READING TEXT:
Early development of high-energy upper stages
In the 1950s, the Air Force became interested in the development of upper stages that used high-energy propellant combinations [1, p. 187]. This work was initially motivated by the goal of increasing the range of ballistic missiles, but later by analyses that showed how important high-energy upper stages become when trying to put spacecraft into challenging trajectories such as geosynchronous transfer orbit or lunar and planetary transfers. Upper stages with lower efficiency propellants, such as kerosene and liquid oxygen, work well for low Earth orbit, but penalize the overall launch vehicle performance for these high-energy orbits.
Problems during development severely disrupted America’s planetary mission plans, leading to none other than Wernher von Braun threatening to kill the stage.
A key parameter that measures the performance of a rocket engine is its specific impulse, which is proportional to the exhaust speed of the rocket. The design choice that is most important in determining specific impulse is the fuel/oxidizer pair that the engine uses; other design parameters, notably combustion chamber pressure and nozzle area ratio, also affect it, but to a far lesser extent. Fuel and oxidizer combinations with high specific impulses that were studied in the 1950s included hydrazine/fluorine, hydrogen/fluorine, and hydrogen/oxygen. Hydrogen/fluorine showed promise, but an incident in a Lewis Research Center test chamber in May 1958 illustrated the practical problems that can result from the fact that fluorine reacts readily with virtually any material. A small leak through a stainless steel joint produced a column of fluorine that reacted “with everything in its path” [1, p. 198], including the joint, a pipe, and the water vapor in the air. This helped to reinforce the conviction of Abe Silverstein, the key NASA proponent of high-energy propulsion, that the hydrogen/oxygen combination was the preferred option.

PROVIDED RECORDS:
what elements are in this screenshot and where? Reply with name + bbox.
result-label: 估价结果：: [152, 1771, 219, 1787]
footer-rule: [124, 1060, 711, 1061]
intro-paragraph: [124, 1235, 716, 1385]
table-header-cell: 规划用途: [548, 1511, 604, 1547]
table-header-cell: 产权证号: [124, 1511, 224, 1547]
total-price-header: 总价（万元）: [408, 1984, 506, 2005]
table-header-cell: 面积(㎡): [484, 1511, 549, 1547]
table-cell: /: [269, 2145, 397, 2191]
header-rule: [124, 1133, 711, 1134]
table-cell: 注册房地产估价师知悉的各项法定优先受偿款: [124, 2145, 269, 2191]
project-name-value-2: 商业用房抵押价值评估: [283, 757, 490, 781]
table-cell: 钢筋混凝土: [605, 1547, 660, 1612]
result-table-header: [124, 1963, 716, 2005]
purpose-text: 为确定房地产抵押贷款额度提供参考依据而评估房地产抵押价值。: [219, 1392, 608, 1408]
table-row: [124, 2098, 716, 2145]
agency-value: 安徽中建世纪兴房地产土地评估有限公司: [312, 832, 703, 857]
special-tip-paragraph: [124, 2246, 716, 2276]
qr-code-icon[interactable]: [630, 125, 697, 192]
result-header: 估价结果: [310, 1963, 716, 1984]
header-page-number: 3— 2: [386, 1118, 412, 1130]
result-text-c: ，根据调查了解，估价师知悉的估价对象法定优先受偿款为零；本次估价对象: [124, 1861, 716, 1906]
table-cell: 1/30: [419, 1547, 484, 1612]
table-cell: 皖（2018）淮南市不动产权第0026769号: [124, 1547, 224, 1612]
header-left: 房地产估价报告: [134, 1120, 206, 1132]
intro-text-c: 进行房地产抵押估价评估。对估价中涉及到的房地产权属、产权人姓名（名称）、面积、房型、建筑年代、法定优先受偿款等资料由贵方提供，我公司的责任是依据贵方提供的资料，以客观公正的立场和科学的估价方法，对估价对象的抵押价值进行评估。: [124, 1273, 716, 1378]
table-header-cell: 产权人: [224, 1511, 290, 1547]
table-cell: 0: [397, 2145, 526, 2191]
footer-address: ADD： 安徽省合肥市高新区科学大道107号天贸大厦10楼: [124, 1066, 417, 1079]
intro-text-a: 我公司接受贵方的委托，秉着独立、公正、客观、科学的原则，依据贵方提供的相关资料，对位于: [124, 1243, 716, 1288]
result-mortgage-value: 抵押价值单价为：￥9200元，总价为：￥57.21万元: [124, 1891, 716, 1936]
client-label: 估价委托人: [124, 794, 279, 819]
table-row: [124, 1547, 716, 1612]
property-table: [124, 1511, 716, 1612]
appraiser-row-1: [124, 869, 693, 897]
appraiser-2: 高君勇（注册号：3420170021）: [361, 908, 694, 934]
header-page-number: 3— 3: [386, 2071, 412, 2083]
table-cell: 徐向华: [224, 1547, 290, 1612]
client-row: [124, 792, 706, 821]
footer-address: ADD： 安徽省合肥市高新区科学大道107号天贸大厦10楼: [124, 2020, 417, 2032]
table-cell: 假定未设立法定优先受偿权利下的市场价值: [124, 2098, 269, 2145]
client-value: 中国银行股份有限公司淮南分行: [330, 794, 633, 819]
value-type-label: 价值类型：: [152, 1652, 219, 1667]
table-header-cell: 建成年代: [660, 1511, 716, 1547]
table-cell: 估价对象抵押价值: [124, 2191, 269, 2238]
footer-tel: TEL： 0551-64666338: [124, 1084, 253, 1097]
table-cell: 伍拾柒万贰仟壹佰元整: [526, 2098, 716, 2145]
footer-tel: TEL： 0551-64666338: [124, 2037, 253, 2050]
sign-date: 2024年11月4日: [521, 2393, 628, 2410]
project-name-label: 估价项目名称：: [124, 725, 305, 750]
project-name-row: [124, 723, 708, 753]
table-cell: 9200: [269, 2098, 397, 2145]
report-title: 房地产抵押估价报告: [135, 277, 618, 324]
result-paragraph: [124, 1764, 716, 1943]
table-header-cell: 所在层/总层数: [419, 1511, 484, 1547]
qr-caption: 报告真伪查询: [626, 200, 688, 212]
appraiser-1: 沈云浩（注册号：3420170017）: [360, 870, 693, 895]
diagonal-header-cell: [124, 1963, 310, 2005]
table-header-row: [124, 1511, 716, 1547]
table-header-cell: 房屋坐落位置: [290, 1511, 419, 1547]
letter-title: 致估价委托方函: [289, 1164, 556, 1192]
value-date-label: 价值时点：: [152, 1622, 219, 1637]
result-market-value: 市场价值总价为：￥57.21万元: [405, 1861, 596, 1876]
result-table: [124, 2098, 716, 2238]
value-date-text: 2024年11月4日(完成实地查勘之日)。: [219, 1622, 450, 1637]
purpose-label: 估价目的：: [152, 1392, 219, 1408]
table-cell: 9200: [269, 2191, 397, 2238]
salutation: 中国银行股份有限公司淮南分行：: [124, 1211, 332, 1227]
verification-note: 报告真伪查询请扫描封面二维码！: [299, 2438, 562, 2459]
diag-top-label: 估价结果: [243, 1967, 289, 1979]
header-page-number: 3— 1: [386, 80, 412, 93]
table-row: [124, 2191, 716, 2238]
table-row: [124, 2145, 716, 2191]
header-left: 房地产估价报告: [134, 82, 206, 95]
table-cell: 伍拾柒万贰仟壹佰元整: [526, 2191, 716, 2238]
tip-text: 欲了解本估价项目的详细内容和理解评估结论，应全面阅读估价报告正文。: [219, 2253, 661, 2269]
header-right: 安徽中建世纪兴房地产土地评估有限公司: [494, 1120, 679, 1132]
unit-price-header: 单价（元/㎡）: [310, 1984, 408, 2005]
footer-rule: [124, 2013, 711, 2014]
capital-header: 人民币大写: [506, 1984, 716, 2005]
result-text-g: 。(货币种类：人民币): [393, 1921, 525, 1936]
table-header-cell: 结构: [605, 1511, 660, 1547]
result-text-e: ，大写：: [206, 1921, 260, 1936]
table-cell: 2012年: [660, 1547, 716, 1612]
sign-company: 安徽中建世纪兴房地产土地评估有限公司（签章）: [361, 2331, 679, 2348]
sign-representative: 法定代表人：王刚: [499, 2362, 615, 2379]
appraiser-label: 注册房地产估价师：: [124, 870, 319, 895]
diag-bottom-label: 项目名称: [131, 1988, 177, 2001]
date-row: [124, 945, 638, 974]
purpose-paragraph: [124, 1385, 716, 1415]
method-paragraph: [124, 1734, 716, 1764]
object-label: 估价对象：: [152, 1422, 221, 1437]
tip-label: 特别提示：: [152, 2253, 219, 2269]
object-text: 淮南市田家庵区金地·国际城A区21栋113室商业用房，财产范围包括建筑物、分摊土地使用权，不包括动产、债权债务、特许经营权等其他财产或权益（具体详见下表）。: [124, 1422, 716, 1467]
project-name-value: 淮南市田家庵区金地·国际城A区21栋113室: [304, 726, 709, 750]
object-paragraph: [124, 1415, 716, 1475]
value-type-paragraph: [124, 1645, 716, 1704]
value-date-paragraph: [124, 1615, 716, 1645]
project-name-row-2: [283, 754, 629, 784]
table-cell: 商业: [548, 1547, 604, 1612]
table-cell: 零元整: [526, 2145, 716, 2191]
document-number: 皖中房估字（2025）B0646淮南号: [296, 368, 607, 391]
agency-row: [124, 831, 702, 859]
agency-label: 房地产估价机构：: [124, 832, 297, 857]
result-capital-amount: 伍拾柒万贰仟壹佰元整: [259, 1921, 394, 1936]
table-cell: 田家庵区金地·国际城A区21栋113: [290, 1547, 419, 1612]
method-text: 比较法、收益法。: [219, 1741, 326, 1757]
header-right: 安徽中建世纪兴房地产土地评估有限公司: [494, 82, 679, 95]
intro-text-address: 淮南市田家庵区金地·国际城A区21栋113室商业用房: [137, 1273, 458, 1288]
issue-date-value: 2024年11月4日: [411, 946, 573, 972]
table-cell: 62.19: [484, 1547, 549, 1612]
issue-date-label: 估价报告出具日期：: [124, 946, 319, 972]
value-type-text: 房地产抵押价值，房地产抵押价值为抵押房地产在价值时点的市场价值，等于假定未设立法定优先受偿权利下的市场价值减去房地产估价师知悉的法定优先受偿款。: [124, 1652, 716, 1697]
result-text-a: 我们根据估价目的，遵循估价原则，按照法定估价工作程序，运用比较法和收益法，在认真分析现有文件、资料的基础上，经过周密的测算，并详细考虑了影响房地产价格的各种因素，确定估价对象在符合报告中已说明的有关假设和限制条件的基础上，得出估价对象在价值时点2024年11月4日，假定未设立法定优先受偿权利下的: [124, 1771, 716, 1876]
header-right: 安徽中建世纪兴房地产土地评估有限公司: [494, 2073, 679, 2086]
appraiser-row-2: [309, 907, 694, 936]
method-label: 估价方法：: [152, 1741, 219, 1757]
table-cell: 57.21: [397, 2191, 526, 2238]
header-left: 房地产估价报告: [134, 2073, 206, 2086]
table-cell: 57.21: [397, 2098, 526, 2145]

STATED GOAL 1: Transcribe the part of the passage on high-energy upper stages that opens with the words containing "Early development of" and closes with "kill the stage.".
STATED GOAL 2: Restate word for word the part of the records that runs from their first line through the line containing "table-header-cell: 产权人: [224, 1511, 290, 1547]", with both ends included.
The text and the records were taken from separate, unrelated sources.

COMPLETE OUTPUT 1:
Early development of high-energy upper stages
In the 1950s, the Air Force became interested in the development of upper stages that used high-energy propellant combinations [1, p. 187]. This work was initially motivated by the goal of increasing the range of ballistic missiles, but later by analyses that showed how important high-energy upper stages become when trying to put spacecraft into challenging trajectories such as geosynchronous transfer orbit or lunar and planetary transfers. Upper stages with lower efficiency propellants, such as kerosene and liquid oxygen, work well for low Earth orbit, but penalize the overall launch vehicle performance for these high-energy orbits.
Problems during development severely disrupted America’s planetary mission plans, leading to none other than Wernher von Braun threatening to kill the stage.

COMPLETE OUTPUT 2:
what elements are in this screenshot and where? Reply with name + bbox.
result-label: 估价结果：: [152, 1771, 219, 1787]
footer-rule: [124, 1060, 711, 1061]
intro-paragraph: [124, 1235, 716, 1385]
table-header-cell: 规划用途: [548, 1511, 604, 1547]
table-header-cell: 产权证号: [124, 1511, 224, 1547]
total-price-header: 总价（万元）: [408, 1984, 506, 2005]
table-header-cell: 面积(㎡): [484, 1511, 549, 1547]
table-cell: /: [269, 2145, 397, 2191]
header-rule: [124, 1133, 711, 1134]
table-cell: 注册房地产估价师知悉的各项法定优先受偿款: [124, 2145, 269, 2191]
project-name-value-2: 商业用房抵押价值评估: [283, 757, 490, 781]
table-cell: 钢筋混凝土: [605, 1547, 660, 1612]
result-table-header: [124, 1963, 716, 2005]
purpose-text: 为确定房地产抵押贷款额度提供参考依据而评估房地产抵押价值。: [219, 1392, 608, 1408]
table-row: [124, 2098, 716, 2145]
agency-value: 安徽中建世纪兴房地产土地评估有限公司: [312, 832, 703, 857]
special-tip-paragraph: [124, 2246, 716, 2276]
qr-code-icon[interactable]: [630, 125, 697, 192]
result-header: 估价结果: [310, 1963, 716, 1984]
header-page-number: 3— 2: [386, 1118, 412, 1130]
result-text-c: ，根据调查了解，估价师知悉的估价对象法定优先受偿款为零；本次估价对象: [124, 1861, 716, 1906]
table-cell: 1/30: [419, 1547, 484, 1612]
table-cell: 皖（2018）淮南市不动产权第0026769号: [124, 1547, 224, 1612]
header-left: 房地产估价报告: [134, 1120, 206, 1132]
intro-text-c: 进行房地产抵押估价评估。对估价中涉及到的房地产权属、产权人姓名（名称）、面积、房型、建筑年代、法定优先受偿款等资料由贵方提供，我公司的责任是依据贵方提供的资料，以客观公正的立场和科学的估价方法，对估价对象的抵押价值进行评估。: [124, 1273, 716, 1378]
table-header-cell: 产权人: [224, 1511, 290, 1547]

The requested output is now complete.